▶ _YOUR TASK_: Without the pictures, can you quote each line below exactly?

▶ _DATA SHOWN_:
______________________________

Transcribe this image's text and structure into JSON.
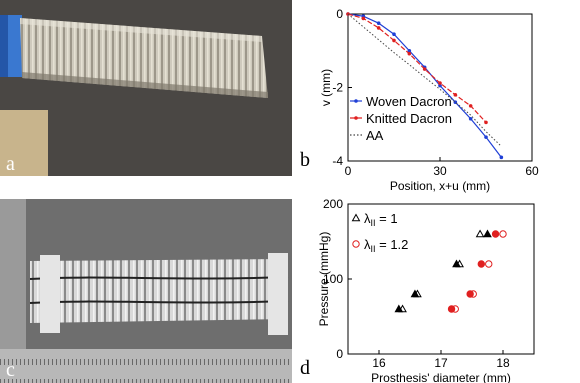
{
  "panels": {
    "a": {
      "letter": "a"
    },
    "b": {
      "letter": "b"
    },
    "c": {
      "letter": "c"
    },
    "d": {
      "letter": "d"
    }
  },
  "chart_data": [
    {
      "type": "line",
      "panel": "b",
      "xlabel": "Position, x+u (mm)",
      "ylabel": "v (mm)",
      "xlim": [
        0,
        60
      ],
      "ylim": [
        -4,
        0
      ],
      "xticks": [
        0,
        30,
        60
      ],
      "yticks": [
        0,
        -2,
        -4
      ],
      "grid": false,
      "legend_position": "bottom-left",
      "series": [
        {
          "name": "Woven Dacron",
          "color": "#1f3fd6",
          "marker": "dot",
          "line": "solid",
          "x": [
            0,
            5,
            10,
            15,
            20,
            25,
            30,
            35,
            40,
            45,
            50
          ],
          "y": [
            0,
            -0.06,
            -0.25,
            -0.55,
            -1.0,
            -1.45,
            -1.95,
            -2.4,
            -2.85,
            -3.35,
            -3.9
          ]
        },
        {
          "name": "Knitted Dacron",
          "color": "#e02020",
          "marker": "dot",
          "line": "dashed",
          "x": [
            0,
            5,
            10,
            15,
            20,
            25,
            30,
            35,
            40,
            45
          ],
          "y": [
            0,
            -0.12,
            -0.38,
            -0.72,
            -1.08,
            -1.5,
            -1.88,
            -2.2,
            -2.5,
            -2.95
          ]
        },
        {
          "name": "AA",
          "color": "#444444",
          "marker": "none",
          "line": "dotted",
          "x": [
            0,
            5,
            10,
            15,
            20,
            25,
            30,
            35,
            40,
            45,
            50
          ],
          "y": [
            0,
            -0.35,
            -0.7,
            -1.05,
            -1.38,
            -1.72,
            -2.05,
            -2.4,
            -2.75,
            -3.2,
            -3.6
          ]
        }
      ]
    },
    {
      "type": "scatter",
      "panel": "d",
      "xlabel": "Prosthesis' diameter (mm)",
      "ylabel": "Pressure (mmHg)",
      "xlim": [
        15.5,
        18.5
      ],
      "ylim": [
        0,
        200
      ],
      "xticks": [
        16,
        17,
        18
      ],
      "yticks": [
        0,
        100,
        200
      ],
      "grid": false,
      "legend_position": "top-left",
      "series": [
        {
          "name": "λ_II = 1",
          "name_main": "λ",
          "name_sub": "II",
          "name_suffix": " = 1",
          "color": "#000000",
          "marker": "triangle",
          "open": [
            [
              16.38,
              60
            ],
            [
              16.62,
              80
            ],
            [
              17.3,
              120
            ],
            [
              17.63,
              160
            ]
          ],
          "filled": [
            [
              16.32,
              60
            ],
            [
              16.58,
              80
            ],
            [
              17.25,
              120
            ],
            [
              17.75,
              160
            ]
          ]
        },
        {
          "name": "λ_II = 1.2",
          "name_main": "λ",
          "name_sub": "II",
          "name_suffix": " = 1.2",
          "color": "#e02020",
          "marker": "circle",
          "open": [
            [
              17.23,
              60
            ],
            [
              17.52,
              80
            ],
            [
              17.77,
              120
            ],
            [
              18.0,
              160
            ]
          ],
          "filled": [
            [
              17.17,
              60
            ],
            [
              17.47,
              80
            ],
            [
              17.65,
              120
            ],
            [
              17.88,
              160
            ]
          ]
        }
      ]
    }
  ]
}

______________________________

▶ _THE RESULT_:
Transcribe this image's text and structure into JSON.
{
  "panels": {
    "a": {
      "letter": "a"
    },
    "b": {
      "letter": "b"
    },
    "c": {
      "letter": "c"
    },
    "d": {
      "letter": "d"
    }
  },
  "chart_data": [
    {
      "type": "line",
      "panel": "b",
      "xlabel": "Position, x+u (mm)",
      "ylabel": "v (mm)",
      "xlim": [
        0,
        60
      ],
      "ylim": [
        -4,
        0
      ],
      "xticks": [
        0,
        30,
        60
      ],
      "yticks": [
        0,
        -2,
        -4
      ],
      "grid": false,
      "legend_position": "bottom-left",
      "series": [
        {
          "name": "Woven Dacron",
          "color": "#1f3fd6",
          "marker": "dot",
          "line": "solid",
          "x": [
            0,
            5,
            10,
            15,
            20,
            25,
            30,
            35,
            40,
            45,
            50
          ],
          "y": [
            0,
            -0.06,
            -0.25,
            -0.55,
            -1.0,
            -1.45,
            -1.95,
            -2.4,
            -2.85,
            -3.35,
            -3.9
          ]
        },
        {
          "name": "Knitted Dacron",
          "color": "#e02020",
          "marker": "dot",
          "line": "dashed",
          "x": [
            0,
            5,
            10,
            15,
            20,
            25,
            30,
            35,
            40,
            45
          ],
          "y": [
            0,
            -0.12,
            -0.38,
            -0.72,
            -1.08,
            -1.5,
            -1.88,
            -2.2,
            -2.5,
            -2.95
          ]
        },
        {
          "name": "AA",
          "color": "#444444",
          "marker": "none",
          "line": "dotted",
          "x": [
            0,
            5,
            10,
            15,
            20,
            25,
            30,
            35,
            40,
            45,
            50
          ],
          "y": [
            0,
            -0.35,
            -0.7,
            -1.05,
            -1.38,
            -1.72,
            -2.05,
            -2.4,
            -2.75,
            -3.2,
            -3.6
          ]
        }
      ]
    },
    {
      "type": "scatter",
      "panel": "d",
      "xlabel": "Prosthesis' diameter (mm)",
      "ylabel": "Pressure (mmHg)",
      "xlim": [
        15.5,
        18.5
      ],
      "ylim": [
        0,
        200
      ],
      "xticks": [
        16,
        17,
        18
      ],
      "yticks": [
        0,
        100,
        200
      ],
      "grid": false,
      "legend_position": "top-left",
      "series": [
        {
          "name": "λ_II = 1",
          "name_main": "λ",
          "name_sub": "II",
          "name_suffix": " = 1",
          "color": "#000000",
          "marker": "triangle",
          "open": [
            [
              16.38,
              60
            ],
            [
              16.62,
              80
            ],
            [
              17.3,
              120
            ],
            [
              17.63,
              160
            ]
          ],
          "filled": [
            [
              16.32,
              60
            ],
            [
              16.58,
              80
            ],
            [
              17.25,
              120
            ],
            [
              17.75,
              160
            ]
          ]
        },
        {
          "name": "λ_II = 1.2",
          "name_main": "λ",
          "name_sub": "II",
          "name_suffix": " = 1.2",
          "color": "#e02020",
          "marker": "circle",
          "open": [
            [
              17.23,
              60
            ],
            [
              17.52,
              80
            ],
            [
              17.77,
              120
            ],
            [
              18.0,
              160
            ]
          ],
          "filled": [
            [
              17.17,
              60
            ],
            [
              17.47,
              80
            ],
            [
              17.65,
              120
            ],
            [
              17.88,
              160
            ]
          ]
        }
      ]
    }
  ]
}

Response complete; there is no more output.